> **Available data**
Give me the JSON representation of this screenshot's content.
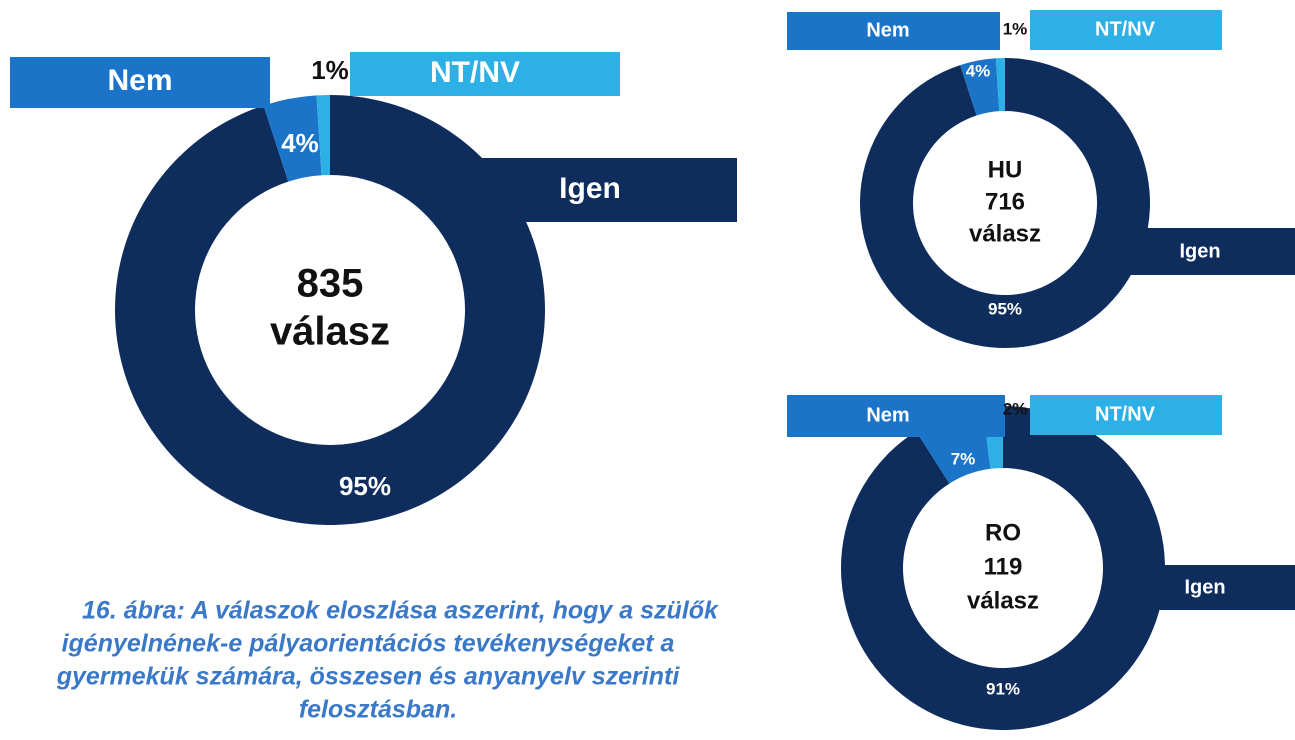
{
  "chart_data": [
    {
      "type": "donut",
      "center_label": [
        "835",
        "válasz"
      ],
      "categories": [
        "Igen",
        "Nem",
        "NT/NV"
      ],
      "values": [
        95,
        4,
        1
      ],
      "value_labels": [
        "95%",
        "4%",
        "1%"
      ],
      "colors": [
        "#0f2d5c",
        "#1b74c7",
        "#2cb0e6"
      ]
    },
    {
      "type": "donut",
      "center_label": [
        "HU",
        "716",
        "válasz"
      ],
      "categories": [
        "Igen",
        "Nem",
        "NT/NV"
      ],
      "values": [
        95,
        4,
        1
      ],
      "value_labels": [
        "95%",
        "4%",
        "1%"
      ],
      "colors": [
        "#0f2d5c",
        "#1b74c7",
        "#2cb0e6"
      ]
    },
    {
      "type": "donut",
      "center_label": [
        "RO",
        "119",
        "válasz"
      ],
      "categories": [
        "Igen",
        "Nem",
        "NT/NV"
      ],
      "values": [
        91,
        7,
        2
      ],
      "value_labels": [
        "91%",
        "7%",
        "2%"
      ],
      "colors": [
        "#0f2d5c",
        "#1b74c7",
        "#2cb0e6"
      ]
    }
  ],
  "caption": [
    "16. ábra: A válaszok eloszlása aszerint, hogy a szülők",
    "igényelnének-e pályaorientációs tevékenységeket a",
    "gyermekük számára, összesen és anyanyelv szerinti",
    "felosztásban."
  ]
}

> **Work to do**
Copy every record above exactly, leaving out the pictures.

> **Worked answer**
Give me the JSON representation of this screenshot's content.
{
  "chart_data": [
    {
      "type": "donut",
      "center_label": [
        "835",
        "válasz"
      ],
      "categories": [
        "Igen",
        "Nem",
        "NT/NV"
      ],
      "values": [
        95,
        4,
        1
      ],
      "value_labels": [
        "95%",
        "4%",
        "1%"
      ],
      "colors": [
        "#0f2d5c",
        "#1b74c7",
        "#2cb0e6"
      ]
    },
    {
      "type": "donut",
      "center_label": [
        "HU",
        "716",
        "válasz"
      ],
      "categories": [
        "Igen",
        "Nem",
        "NT/NV"
      ],
      "values": [
        95,
        4,
        1
      ],
      "value_labels": [
        "95%",
        "4%",
        "1%"
      ],
      "colors": [
        "#0f2d5c",
        "#1b74c7",
        "#2cb0e6"
      ]
    },
    {
      "type": "donut",
      "center_label": [
        "RO",
        "119",
        "válasz"
      ],
      "categories": [
        "Igen",
        "Nem",
        "NT/NV"
      ],
      "values": [
        91,
        7,
        2
      ],
      "value_labels": [
        "91%",
        "7%",
        "2%"
      ],
      "colors": [
        "#0f2d5c",
        "#1b74c7",
        "#2cb0e6"
      ]
    }
  ],
  "caption": [
    "16. ábra: A válaszok eloszlása aszerint, hogy a szülők",
    "igényelnének-e pályaorientációs tevékenységeket a",
    "gyermekük számára, összesen és anyanyelv szerinti",
    "felosztásban."
  ]
}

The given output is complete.